Pick out the lines containing "Tinggi".

#### DATA IN THIS EXERCISE ####

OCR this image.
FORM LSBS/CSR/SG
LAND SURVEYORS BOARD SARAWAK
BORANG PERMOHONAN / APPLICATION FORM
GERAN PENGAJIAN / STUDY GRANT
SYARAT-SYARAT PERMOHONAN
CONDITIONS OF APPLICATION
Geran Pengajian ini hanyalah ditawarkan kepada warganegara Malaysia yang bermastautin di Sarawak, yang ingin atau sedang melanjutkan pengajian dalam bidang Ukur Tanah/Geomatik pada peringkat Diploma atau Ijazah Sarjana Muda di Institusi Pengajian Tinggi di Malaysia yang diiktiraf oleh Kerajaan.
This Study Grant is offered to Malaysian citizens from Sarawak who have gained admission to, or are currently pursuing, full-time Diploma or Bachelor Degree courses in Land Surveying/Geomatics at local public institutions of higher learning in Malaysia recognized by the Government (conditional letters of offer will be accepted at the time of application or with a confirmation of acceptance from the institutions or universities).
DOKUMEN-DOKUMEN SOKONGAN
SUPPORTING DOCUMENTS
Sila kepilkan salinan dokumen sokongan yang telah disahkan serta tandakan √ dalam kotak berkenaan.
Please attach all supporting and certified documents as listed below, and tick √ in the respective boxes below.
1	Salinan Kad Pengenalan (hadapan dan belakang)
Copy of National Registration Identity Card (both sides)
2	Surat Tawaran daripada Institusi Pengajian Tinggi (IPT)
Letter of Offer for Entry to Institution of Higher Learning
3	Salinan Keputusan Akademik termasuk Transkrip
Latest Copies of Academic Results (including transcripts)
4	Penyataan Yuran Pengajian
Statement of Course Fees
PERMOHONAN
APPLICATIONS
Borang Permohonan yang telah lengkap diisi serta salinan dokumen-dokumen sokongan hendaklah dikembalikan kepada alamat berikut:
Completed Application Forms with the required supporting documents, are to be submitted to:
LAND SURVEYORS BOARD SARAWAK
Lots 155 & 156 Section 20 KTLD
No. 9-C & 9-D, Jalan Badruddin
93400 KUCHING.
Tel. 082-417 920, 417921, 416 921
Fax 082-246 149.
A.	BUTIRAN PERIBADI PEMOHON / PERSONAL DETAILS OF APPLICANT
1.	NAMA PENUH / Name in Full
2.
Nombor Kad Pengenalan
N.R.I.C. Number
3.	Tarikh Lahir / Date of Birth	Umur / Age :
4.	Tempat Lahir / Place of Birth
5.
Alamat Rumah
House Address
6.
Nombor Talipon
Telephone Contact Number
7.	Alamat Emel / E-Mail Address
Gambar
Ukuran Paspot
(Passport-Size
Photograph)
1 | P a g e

####

■ **TASK SOLUTION**:
Geran Pengajian ini hanyalah ditawarkan kepada warganegara Malaysia yang bermastautin di Sarawak, yang ingin atau sedang melanjutkan pengajian dalam bidang Ukur Tanah/Geomatik pada peringkat Diploma atau Ijazah Sarjana Muda di Institusi Pengajian Tinggi di Malaysia yang diiktiraf oleh Kerajaan.
2	Surat Tawaran daripada Institusi Pengajian Tinggi (IPT)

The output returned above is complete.